Figure data in JSON>
|---|
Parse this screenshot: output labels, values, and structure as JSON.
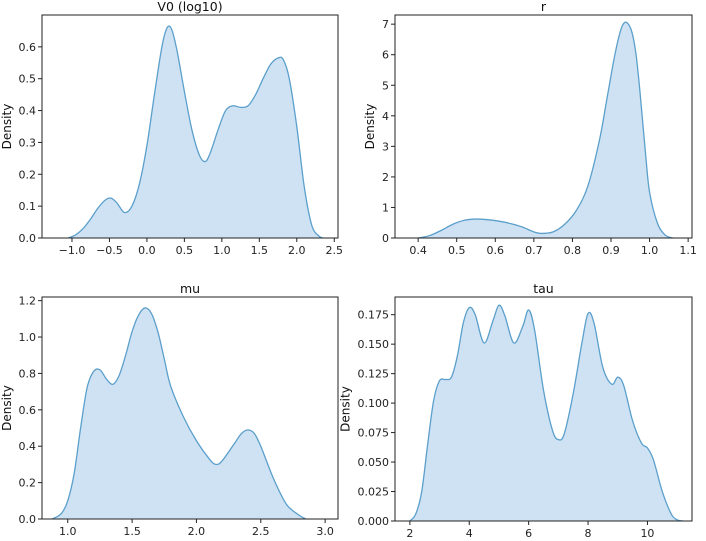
{
  "colors": {
    "fill": "#cfe2f3",
    "line": "#5b9fcb",
    "axis": "#222222"
  },
  "chart_data": [
    {
      "type": "area",
      "title": "V0 (log10)",
      "ylabel": "Density",
      "xlim": [
        -1.4,
        2.55
      ],
      "ylim": [
        0,
        0.7
      ],
      "xticks": [
        -1.0,
        -0.5,
        0.0,
        0.5,
        1.0,
        1.5,
        2.0,
        2.5
      ],
      "xtick_labels": [
        "−1.0",
        "−0.5",
        "0.0",
        "0.5",
        "1.0",
        "1.5",
        "2.0",
        "2.5"
      ],
      "yticks": [
        0.0,
        0.1,
        0.2,
        0.3,
        0.4,
        0.5,
        0.6
      ],
      "ytick_labels": [
        "0.0",
        "0.1",
        "0.2",
        "0.3",
        "0.4",
        "0.5",
        "0.6"
      ],
      "x": [
        -1.05,
        -0.95,
        -0.85,
        -0.75,
        -0.65,
        -0.55,
        -0.48,
        -0.4,
        -0.3,
        -0.2,
        -0.1,
        0.0,
        0.1,
        0.2,
        0.27,
        0.33,
        0.4,
        0.5,
        0.6,
        0.7,
        0.78,
        0.85,
        0.95,
        1.05,
        1.15,
        1.25,
        1.35,
        1.45,
        1.55,
        1.65,
        1.75,
        1.82,
        1.9,
        2.0,
        2.1,
        2.2,
        2.3,
        2.35
      ],
      "y": [
        0.0,
        0.01,
        0.03,
        0.06,
        0.095,
        0.12,
        0.125,
        0.11,
        0.08,
        0.1,
        0.17,
        0.29,
        0.45,
        0.6,
        0.66,
        0.655,
        0.59,
        0.46,
        0.34,
        0.26,
        0.24,
        0.27,
        0.34,
        0.4,
        0.415,
        0.41,
        0.415,
        0.45,
        0.5,
        0.545,
        0.565,
        0.56,
        0.5,
        0.35,
        0.16,
        0.04,
        0.005,
        0.0
      ]
    },
    {
      "type": "area",
      "title": "r",
      "ylabel": "Density",
      "xlim": [
        0.34,
        1.11
      ],
      "ylim": [
        0,
        7.3
      ],
      "xticks": [
        0.4,
        0.5,
        0.6,
        0.7,
        0.8,
        0.9,
        1.0,
        1.1
      ],
      "xtick_labels": [
        "0.4",
        "0.5",
        "0.6",
        "0.7",
        "0.8",
        "0.9",
        "1.0",
        "1.1"
      ],
      "yticks": [
        0,
        1,
        2,
        3,
        4,
        5,
        6,
        7
      ],
      "ytick_labels": [
        "0",
        "1",
        "2",
        "3",
        "4",
        "5",
        "6",
        "7"
      ],
      "x": [
        0.4,
        0.43,
        0.46,
        0.49,
        0.52,
        0.55,
        0.58,
        0.61,
        0.64,
        0.67,
        0.7,
        0.72,
        0.75,
        0.78,
        0.81,
        0.84,
        0.87,
        0.89,
        0.91,
        0.925,
        0.935,
        0.945,
        0.955,
        0.965,
        0.975,
        0.99,
        1.0,
        1.02,
        1.04,
        1.06
      ],
      "y": [
        0.0,
        0.08,
        0.25,
        0.45,
        0.58,
        0.62,
        0.6,
        0.55,
        0.47,
        0.36,
        0.2,
        0.15,
        0.2,
        0.45,
        0.9,
        1.7,
        3.2,
        4.6,
        6.0,
        6.8,
        7.05,
        7.0,
        6.7,
        6.0,
        4.8,
        2.7,
        1.5,
        0.5,
        0.1,
        0.0
      ]
    },
    {
      "type": "area",
      "title": "mu",
      "ylabel": "Density",
      "xlim": [
        0.8,
        3.1
      ],
      "ylim": [
        0,
        1.22
      ],
      "xticks": [
        1.0,
        1.5,
        2.0,
        2.5,
        3.0
      ],
      "xtick_labels": [
        "1.0",
        "1.5",
        "2.0",
        "2.5",
        "3.0"
      ],
      "yticks": [
        0.0,
        0.2,
        0.4,
        0.6,
        0.8,
        1.0,
        1.2
      ],
      "ytick_labels": [
        "0.0",
        "0.2",
        "0.4",
        "0.6",
        "0.8",
        "1.0",
        "1.2"
      ],
      "x": [
        0.88,
        0.95,
        1.0,
        1.05,
        1.1,
        1.15,
        1.2,
        1.25,
        1.3,
        1.35,
        1.4,
        1.45,
        1.5,
        1.55,
        1.6,
        1.65,
        1.7,
        1.75,
        1.8,
        1.9,
        2.0,
        2.1,
        2.15,
        2.2,
        2.3,
        2.35,
        2.4,
        2.45,
        2.5,
        2.6,
        2.7,
        2.8,
        2.85
      ],
      "y": [
        0.0,
        0.03,
        0.1,
        0.25,
        0.5,
        0.72,
        0.81,
        0.82,
        0.77,
        0.74,
        0.79,
        0.9,
        1.03,
        1.12,
        1.16,
        1.13,
        1.03,
        0.88,
        0.73,
        0.56,
        0.43,
        0.33,
        0.3,
        0.32,
        0.42,
        0.47,
        0.49,
        0.47,
        0.4,
        0.22,
        0.08,
        0.02,
        0.0
      ]
    },
    {
      "type": "area",
      "title": "tau",
      "ylabel": "Density",
      "xlim": [
        1.5,
        11.5
      ],
      "ylim": [
        0,
        0.19
      ],
      "xticks": [
        2,
        4,
        6,
        8,
        10
      ],
      "xtick_labels": [
        "2",
        "4",
        "6",
        "8",
        "10"
      ],
      "yticks": [
        0.0,
        0.025,
        0.05,
        0.075,
        0.1,
        0.125,
        0.15,
        0.175
      ],
      "ytick_labels": [
        "0.000",
        "0.025",
        "0.050",
        "0.075",
        "0.100",
        "0.125",
        "0.150",
        "0.175"
      ],
      "x": [
        2.0,
        2.2,
        2.4,
        2.6,
        2.8,
        3.0,
        3.2,
        3.4,
        3.6,
        3.8,
        4.0,
        4.2,
        4.5,
        4.8,
        5.0,
        5.2,
        5.5,
        5.8,
        6.0,
        6.2,
        6.5,
        6.8,
        7.0,
        7.2,
        7.5,
        7.8,
        8.0,
        8.2,
        8.5,
        8.8,
        9.0,
        9.2,
        9.5,
        9.8,
        10.0,
        10.2,
        10.5,
        10.8,
        11.0,
        11.2
      ],
      "y": [
        0.0,
        0.006,
        0.025,
        0.065,
        0.102,
        0.119,
        0.12,
        0.122,
        0.14,
        0.168,
        0.181,
        0.175,
        0.151,
        0.17,
        0.183,
        0.174,
        0.151,
        0.165,
        0.179,
        0.162,
        0.111,
        0.077,
        0.069,
        0.074,
        0.108,
        0.152,
        0.176,
        0.168,
        0.13,
        0.116,
        0.122,
        0.115,
        0.085,
        0.066,
        0.062,
        0.052,
        0.025,
        0.006,
        0.001,
        0.0
      ]
    }
  ]
}
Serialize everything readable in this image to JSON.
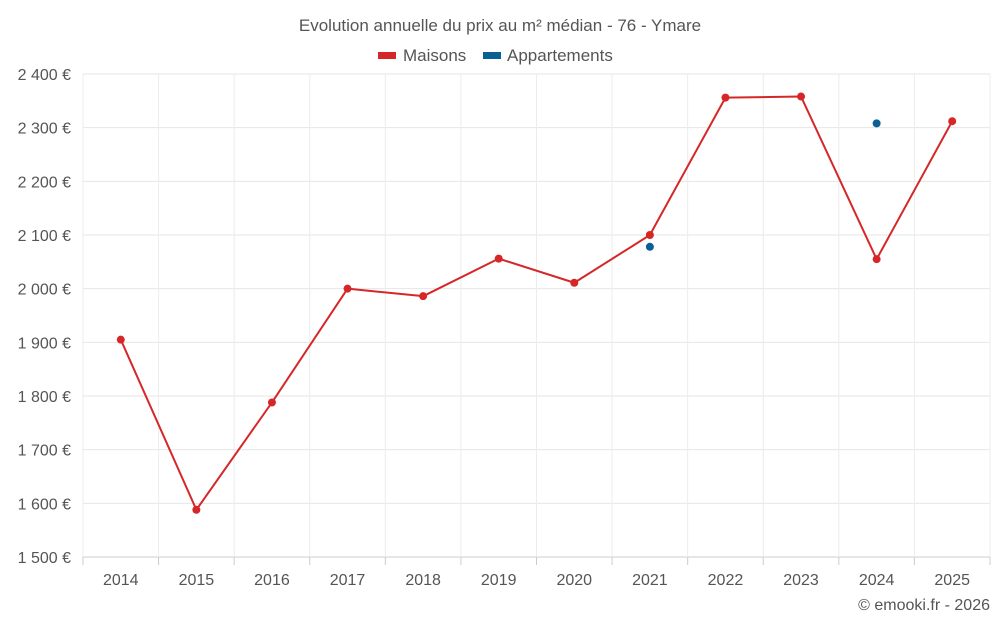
{
  "chart_data": {
    "type": "line",
    "title": "Evolution annuelle du prix au m² médian - 76 - Ymare",
    "categories": [
      "2014",
      "2015",
      "2016",
      "2017",
      "2018",
      "2019",
      "2020",
      "2021",
      "2022",
      "2023",
      "2024",
      "2025"
    ],
    "series": [
      {
        "name": "Maisons",
        "color": "#d62728",
        "values": [
          1905,
          1588,
          1788,
          2000,
          1986,
          2056,
          2011,
          2100,
          2356,
          2358,
          2055,
          2312
        ]
      },
      {
        "name": "Appartements",
        "color": "#0a5f95",
        "values": [
          null,
          null,
          null,
          null,
          null,
          null,
          null,
          2078,
          null,
          null,
          2308,
          null
        ]
      }
    ],
    "y_ticks": [
      "2 400 €",
      "2 300 €",
      "2 200 €",
      "2 100 €",
      "2 000 €",
      "1 900 €",
      "1 800 €",
      "1 700 €",
      "1 600 €",
      "1 500 €"
    ],
    "ylim": [
      1500,
      2400
    ],
    "xlabel": "",
    "ylabel": "",
    "grid": true,
    "legend_position": "top-center"
  },
  "credit": "© emooki.fr - 2026"
}
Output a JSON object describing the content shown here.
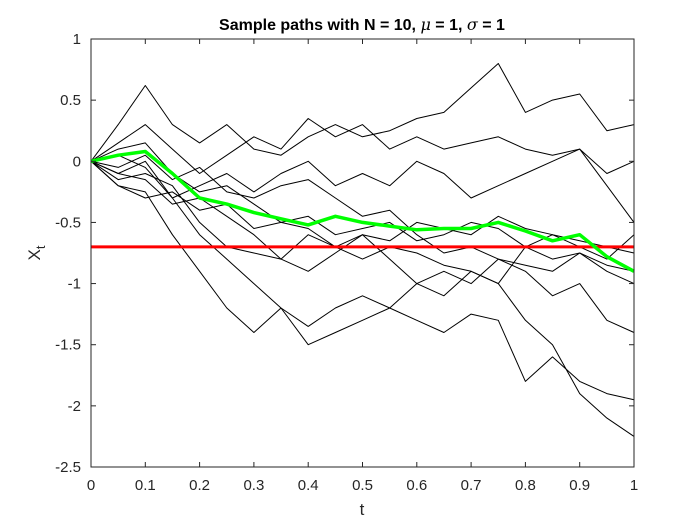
{
  "chart_data": {
    "type": "line",
    "title": {
      "prefix": "Sample paths with N = 10, ",
      "mu_symbol": "μ",
      "mu_text": " = 1, ",
      "sigma_symbol": "σ",
      "sigma_text": " = 1"
    },
    "xlabel": "t",
    "ylabel": "X",
    "ylabel_subscript": "t",
    "xlim": [
      0,
      1
    ],
    "ylim": [
      -2.5,
      1
    ],
    "xticks": [
      0,
      0.1,
      0.2,
      0.3,
      0.4,
      0.5,
      0.6,
      0.7,
      0.8,
      0.9,
      1
    ],
    "xtick_labels": [
      "0",
      "0.1",
      "0.2",
      "0.3",
      "0.4",
      "0.5",
      "0.6",
      "0.7",
      "0.8",
      "0.9",
      "1"
    ],
    "yticks": [
      1,
      0.5,
      0,
      -0.5,
      -1,
      -1.5,
      -2,
      -2.5
    ],
    "ytick_labels": [
      "1",
      "0.5",
      "0",
      "-0.5",
      "-1",
      "-1.5",
      "-2",
      "-2.5"
    ],
    "grid": false,
    "sample_paths": {
      "color": "#000000",
      "x": [
        0,
        0.05,
        0.1,
        0.15,
        0.2,
        0.25,
        0.3,
        0.35,
        0.4,
        0.45,
        0.5,
        0.55,
        0.6,
        0.65,
        0.7,
        0.75,
        0.8,
        0.85,
        0.9,
        0.95,
        1
      ],
      "paths": [
        [
          0,
          0.3,
          0.62,
          0.3,
          0.15,
          0.3,
          0.1,
          0.05,
          0.2,
          0.3,
          0.2,
          0.25,
          0.35,
          0.4,
          0.6,
          0.8,
          0.4,
          0.5,
          0.55,
          0.25,
          0.3
        ],
        [
          0,
          0.15,
          0.3,
          0.1,
          -0.1,
          0.05,
          0.2,
          0.1,
          0.35,
          0.2,
          0.3,
          0.1,
          0.2,
          0.1,
          0.15,
          0.2,
          0.1,
          0.05,
          0.1,
          -0.2,
          -0.5
        ],
        [
          0,
          -0.1,
          0.0,
          -0.3,
          -0.2,
          -0.1,
          -0.25,
          -0.1,
          0.0,
          -0.2,
          -0.1,
          -0.2,
          0.0,
          -0.1,
          -0.3,
          -0.2,
          -0.1,
          0.0,
          0.1,
          -0.1,
          0.0
        ],
        [
          0,
          -0.2,
          -0.3,
          -0.25,
          -0.4,
          -0.35,
          -0.55,
          -0.5,
          -0.45,
          -0.6,
          -0.55,
          -0.5,
          -0.65,
          -0.6,
          -0.5,
          -0.55,
          -0.7,
          -0.6,
          -0.65,
          -0.7,
          -0.75
        ],
        [
          0,
          -0.15,
          -0.1,
          -0.2,
          -0.5,
          -0.7,
          -0.75,
          -0.8,
          -0.6,
          -0.7,
          -0.8,
          -0.7,
          -0.75,
          -0.85,
          -0.9,
          -1.0,
          -0.7,
          -0.8,
          -0.75,
          -0.85,
          -0.9
        ],
        [
          0,
          -0.2,
          -0.25,
          -0.6,
          -0.9,
          -1.2,
          -1.4,
          -1.2,
          -1.35,
          -1.2,
          -1.1,
          -1.2,
          -1.0,
          -0.9,
          -1.0,
          -0.8,
          -0.9,
          -1.1,
          -1.0,
          -1.3,
          -1.4
        ],
        [
          0,
          0.05,
          -0.05,
          -0.3,
          -0.6,
          -0.8,
          -1.0,
          -1.2,
          -1.5,
          -1.4,
          -1.3,
          -1.2,
          -1.3,
          -1.4,
          -1.25,
          -1.3,
          -1.8,
          -1.6,
          -1.8,
          -1.9,
          -1.95
        ],
        [
          0,
          -0.1,
          -0.15,
          -0.35,
          -0.3,
          -0.45,
          -0.6,
          -0.8,
          -0.9,
          -0.75,
          -0.6,
          -0.8,
          -1.0,
          -1.1,
          -0.9,
          -1.0,
          -1.3,
          -1.5,
          -1.9,
          -2.1,
          -2.25
        ],
        [
          0,
          0.1,
          0.15,
          -0.1,
          -0.25,
          -0.2,
          -0.35,
          -0.5,
          -0.55,
          -0.7,
          -0.6,
          -0.65,
          -0.5,
          -0.55,
          -0.6,
          -0.45,
          -0.55,
          -0.6,
          -0.7,
          -0.8,
          -0.6
        ],
        [
          0,
          -0.05,
          0.05,
          -0.15,
          -0.05,
          -0.25,
          -0.3,
          -0.2,
          -0.15,
          -0.3,
          -0.45,
          -0.4,
          -0.6,
          -0.75,
          -0.7,
          -0.8,
          -0.85,
          -0.9,
          -0.75,
          -0.9,
          -1.0
        ]
      ]
    },
    "mean_path": {
      "color": "#00ff00",
      "x": [
        0,
        0.05,
        0.1,
        0.15,
        0.2,
        0.25,
        0.3,
        0.35,
        0.4,
        0.45,
        0.5,
        0.55,
        0.6,
        0.65,
        0.7,
        0.75,
        0.8,
        0.85,
        0.9,
        0.95,
        1
      ],
      "values": [
        0,
        0.05,
        0.08,
        -0.1,
        -0.3,
        -0.35,
        -0.42,
        -0.47,
        -0.52,
        -0.45,
        -0.5,
        -0.53,
        -0.56,
        -0.55,
        -0.55,
        -0.5,
        -0.57,
        -0.65,
        -0.6,
        -0.78,
        -0.9
      ]
    },
    "reference_line": {
      "color": "#ff0000",
      "y": -0.7
    }
  }
}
|---|
SHORT PROBLEM> Go through the lines above. Select every one that has the string "values".

ANSWER TO THE EXERCISE>
Parse this screenshot: output labels, values, and structure as JSON.
        "values": [
        "values": [
      "values": [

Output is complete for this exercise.